AIM OF THE EXERCISE: Repeat the material below exactly, line for line.

MATERIAL PROVIDED:
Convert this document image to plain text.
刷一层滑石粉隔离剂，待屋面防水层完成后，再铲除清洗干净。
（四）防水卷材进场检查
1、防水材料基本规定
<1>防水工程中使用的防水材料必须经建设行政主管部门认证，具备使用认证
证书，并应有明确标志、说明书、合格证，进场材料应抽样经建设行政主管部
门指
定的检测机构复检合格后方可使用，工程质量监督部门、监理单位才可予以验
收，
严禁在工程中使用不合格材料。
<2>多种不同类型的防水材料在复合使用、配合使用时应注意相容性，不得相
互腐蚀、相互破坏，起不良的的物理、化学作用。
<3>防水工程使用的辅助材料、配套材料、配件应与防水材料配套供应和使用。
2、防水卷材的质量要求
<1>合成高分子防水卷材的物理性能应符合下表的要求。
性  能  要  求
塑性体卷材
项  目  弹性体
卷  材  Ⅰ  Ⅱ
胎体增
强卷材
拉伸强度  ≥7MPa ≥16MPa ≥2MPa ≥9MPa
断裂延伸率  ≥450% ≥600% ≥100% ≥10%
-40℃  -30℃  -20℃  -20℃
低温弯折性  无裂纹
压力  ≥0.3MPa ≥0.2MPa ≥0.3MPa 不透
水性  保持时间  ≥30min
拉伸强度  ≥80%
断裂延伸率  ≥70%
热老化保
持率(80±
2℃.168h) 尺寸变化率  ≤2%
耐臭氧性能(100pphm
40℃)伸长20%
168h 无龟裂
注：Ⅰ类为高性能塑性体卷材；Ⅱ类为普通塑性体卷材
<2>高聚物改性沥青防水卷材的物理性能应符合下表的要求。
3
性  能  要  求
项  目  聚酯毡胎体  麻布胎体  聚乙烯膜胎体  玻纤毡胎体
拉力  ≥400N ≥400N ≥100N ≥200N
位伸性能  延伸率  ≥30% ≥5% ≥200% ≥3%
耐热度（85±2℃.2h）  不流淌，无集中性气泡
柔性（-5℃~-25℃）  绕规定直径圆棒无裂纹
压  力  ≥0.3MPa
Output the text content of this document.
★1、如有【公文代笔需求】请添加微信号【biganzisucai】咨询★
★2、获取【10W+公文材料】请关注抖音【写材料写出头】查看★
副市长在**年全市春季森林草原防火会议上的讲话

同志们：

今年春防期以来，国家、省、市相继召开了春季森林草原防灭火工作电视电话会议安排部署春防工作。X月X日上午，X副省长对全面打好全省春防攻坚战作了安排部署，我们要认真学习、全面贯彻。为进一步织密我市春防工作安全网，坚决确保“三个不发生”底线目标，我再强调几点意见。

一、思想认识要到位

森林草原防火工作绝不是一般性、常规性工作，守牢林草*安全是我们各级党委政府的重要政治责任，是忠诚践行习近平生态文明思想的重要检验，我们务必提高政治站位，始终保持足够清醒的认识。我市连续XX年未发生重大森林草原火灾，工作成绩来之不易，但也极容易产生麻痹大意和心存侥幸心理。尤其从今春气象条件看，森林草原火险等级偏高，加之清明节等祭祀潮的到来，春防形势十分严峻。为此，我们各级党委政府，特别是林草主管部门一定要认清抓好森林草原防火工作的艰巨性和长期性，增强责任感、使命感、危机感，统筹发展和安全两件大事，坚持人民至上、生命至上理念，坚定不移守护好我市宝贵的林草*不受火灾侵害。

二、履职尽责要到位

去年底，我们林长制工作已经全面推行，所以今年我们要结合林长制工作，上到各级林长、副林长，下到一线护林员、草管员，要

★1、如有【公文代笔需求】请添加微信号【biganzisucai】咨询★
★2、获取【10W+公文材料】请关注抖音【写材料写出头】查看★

FULL RESPONSE:
Convert this document image to plain text.
刷一层滑石粉隔离剂，待屋面防水层完成后，再铲除清洗干净。
（四）防水卷材进场检查
1、防水材料基本规定
<1>防水工程中使用的防水材料必须经建设行政主管部门认证，具备使用认证
证书，并应有明确标志、说明书、合格证，进场材料应抽样经建设行政主管部
门指
定的检测机构复检合格后方可使用，工程质量监督部门、监理单位才可予以验
收，
严禁在工程中使用不合格材料。
<2>多种不同类型的防水材料在复合使用、配合使用时应注意相容性，不得相
互腐蚀、相互破坏，起不良的的物理、化学作用。
<3>防水工程使用的辅助材料、配套材料、配件应与防水材料配套供应和使用。
2、防水卷材的质量要求
<1>合成高分子防水卷材的物理性能应符合下表的要求。
性  能  要  求
塑性体卷材
项  目  弹性体
卷  材  Ⅰ  Ⅱ
胎体增
强卷材
拉伸强度  ≥7MPa ≥16MPa ≥2MPa ≥9MPa
断裂延伸率  ≥450% ≥600% ≥100% ≥10%
-40℃  -30℃  -20℃  -20℃
低温弯折性  无裂纹
压力  ≥0.3MPa ≥0.2MPa ≥0.3MPa 不透
水性  保持时间  ≥30min
拉伸强度  ≥80%
断裂延伸率  ≥70%
热老化保
持率(80±
2℃.168h) 尺寸变化率  ≤2%
耐臭氧性能(100pphm
40℃)伸长20%
168h 无龟裂
注：Ⅰ类为高性能塑性体卷材；Ⅱ类为普通塑性体卷材
<2>高聚物改性沥青防水卷材的物理性能应符合下表的要求。
3
性  能  要  求
项  目  聚酯毡胎体  麻布胎体  聚乙烯膜胎体  玻纤毡胎体
拉力  ≥400N ≥400N ≥100N ≥200N
位伸性能  延伸率  ≥30% ≥5% ≥200% ≥3%
耐热度（85±2℃.2h）  不流淌，无集中性气泡
柔性（-5℃~-25℃）  绕规定直径圆棒无裂纹
压  力  ≥0.3MPa
Output the text content of this document.
★1、如有【公文代笔需求】请添加微信号【biganzisucai】咨询★
★2、获取【10W+公文材料】请关注抖音【写材料写出头】查看★
副市长在**年全市春季森林草原防火会议上的讲话

同志们：

今年春防期以来，国家、省、市相继召开了春季森林草原防灭火工作电视电话会议安排部署春防工作。X月X日上午，X副省长对全面打好全省春防攻坚战作了安排部署，我们要认真学习、全面贯彻。为进一步织密我市春防工作安全网，坚决确保“三个不发生”底线目标，我再强调几点意见。

一、思想认识要到位

森林草原防火工作绝不是一般性、常规性工作，守牢林草*安全是我们各级党委政府的重要政治责任，是忠诚践行习近平生态文明思想的重要检验，我们务必提高政治站位，始终保持足够清醒的认识。我市连续XX年未发生重大森林草原火灾，工作成绩来之不易，但也极容易产生麻痹大意和心存侥幸心理。尤其从今春气象条件看，森林草原火险等级偏高，加之清明节等祭祀潮的到来，春防形势十分严峻。为此，我们各级党委政府，特别是林草主管部门一定要认清抓好森林草原防火工作的艰巨性和长期性，增强责任感、使命感、危机感，统筹发展和安全两件大事，坚持人民至上、生命至上理念，坚定不移守护好我市宝贵的林草*不受火灾侵害。

二、履职尽责要到位

去年底，我们林长制工作已经全面推行，所以今年我们要结合林长制工作，上到各级林长、副林长，下到一线护林员、草管员，要

★1、如有【公文代笔需求】请添加微信号【biganzisucai】咨询★
★2、获取【10W+公文材料】请关注抖音【写材料写出头】查看★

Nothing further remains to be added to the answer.